### Material
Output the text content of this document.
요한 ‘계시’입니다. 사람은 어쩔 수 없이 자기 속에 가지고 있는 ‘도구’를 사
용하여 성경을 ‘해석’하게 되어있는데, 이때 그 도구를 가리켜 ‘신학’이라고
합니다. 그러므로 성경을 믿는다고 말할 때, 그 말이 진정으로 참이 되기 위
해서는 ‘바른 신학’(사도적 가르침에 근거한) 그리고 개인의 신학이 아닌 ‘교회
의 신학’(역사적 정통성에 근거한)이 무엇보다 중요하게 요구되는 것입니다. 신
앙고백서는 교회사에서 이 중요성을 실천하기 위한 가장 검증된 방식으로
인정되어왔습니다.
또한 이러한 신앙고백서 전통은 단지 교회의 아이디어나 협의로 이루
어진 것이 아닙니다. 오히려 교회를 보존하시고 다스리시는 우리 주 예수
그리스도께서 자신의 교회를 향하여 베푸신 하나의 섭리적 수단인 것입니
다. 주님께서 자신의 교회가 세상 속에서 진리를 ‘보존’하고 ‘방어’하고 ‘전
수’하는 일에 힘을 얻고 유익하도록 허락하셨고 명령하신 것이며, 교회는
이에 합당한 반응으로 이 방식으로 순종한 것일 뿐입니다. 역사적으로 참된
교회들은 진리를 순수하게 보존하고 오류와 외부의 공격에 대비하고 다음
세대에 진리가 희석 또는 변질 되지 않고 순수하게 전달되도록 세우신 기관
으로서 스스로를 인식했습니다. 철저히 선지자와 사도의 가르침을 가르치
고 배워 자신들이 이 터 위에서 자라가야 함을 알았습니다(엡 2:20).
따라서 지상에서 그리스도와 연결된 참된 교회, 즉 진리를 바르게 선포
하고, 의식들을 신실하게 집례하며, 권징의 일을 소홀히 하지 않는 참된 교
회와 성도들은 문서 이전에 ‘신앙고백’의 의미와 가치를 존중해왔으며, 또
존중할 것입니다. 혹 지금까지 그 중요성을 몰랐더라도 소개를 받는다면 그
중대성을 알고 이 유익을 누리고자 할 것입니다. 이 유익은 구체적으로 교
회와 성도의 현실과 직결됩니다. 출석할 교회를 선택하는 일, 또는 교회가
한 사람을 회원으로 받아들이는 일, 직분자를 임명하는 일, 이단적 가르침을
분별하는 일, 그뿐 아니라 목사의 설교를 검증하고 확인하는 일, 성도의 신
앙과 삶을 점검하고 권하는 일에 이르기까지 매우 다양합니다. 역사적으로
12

### Task objective
Repeat the material above exactly.

### Worked solution
Output the text content of this document.
요한 ‘계시’입니다. 사람은 어쩔 수 없이 자기 속에 가지고 있는 ‘도구’를 사
용하여 성경을 ‘해석’하게 되어있는데, 이때 그 도구를 가리켜 ‘신학’이라고
합니다. 그러므로 성경을 믿는다고 말할 때, 그 말이 진정으로 참이 되기 위
해서는 ‘바른 신학’(사도적 가르침에 근거한) 그리고 개인의 신학이 아닌 ‘교회
의 신학’(역사적 정통성에 근거한)이 무엇보다 중요하게 요구되는 것입니다. 신
앙고백서는 교회사에서 이 중요성을 실천하기 위한 가장 검증된 방식으로
인정되어왔습니다.
또한 이러한 신앙고백서 전통은 단지 교회의 아이디어나 협의로 이루
어진 것이 아닙니다. 오히려 교회를 보존하시고 다스리시는 우리 주 예수
그리스도께서 자신의 교회를 향하여 베푸신 하나의 섭리적 수단인 것입니
다. 주님께서 자신의 교회가 세상 속에서 진리를 ‘보존’하고 ‘방어’하고 ‘전
수’하는 일에 힘을 얻고 유익하도록 허락하셨고 명령하신 것이며, 교회는
이에 합당한 반응으로 이 방식으로 순종한 것일 뿐입니다. 역사적으로 참된
교회들은 진리를 순수하게 보존하고 오류와 외부의 공격에 대비하고 다음
세대에 진리가 희석 또는 변질 되지 않고 순수하게 전달되도록 세우신 기관
으로서 스스로를 인식했습니다. 철저히 선지자와 사도의 가르침을 가르치
고 배워 자신들이 이 터 위에서 자라가야 함을 알았습니다(엡 2:20).
따라서 지상에서 그리스도와 연결된 참된 교회, 즉 진리를 바르게 선포
하고, 의식들을 신실하게 집례하며, 권징의 일을 소홀히 하지 않는 참된 교
회와 성도들은 문서 이전에 ‘신앙고백’의 의미와 가치를 존중해왔으며, 또
존중할 것입니다. 혹 지금까지 그 중요성을 몰랐더라도 소개를 받는다면 그
중대성을 알고 이 유익을 누리고자 할 것입니다. 이 유익은 구체적으로 교
회와 성도의 현실과 직결됩니다. 출석할 교회를 선택하는 일, 또는 교회가
한 사람을 회원으로 받아들이는 일, 직분자를 임명하는 일, 이단적 가르침을
분별하는 일, 그뿐 아니라 목사의 설교를 검증하고 확인하는 일, 성도의 신
앙과 삶을 점검하고 권하는 일에 이르기까지 매우 다양합니다. 역사적으로
12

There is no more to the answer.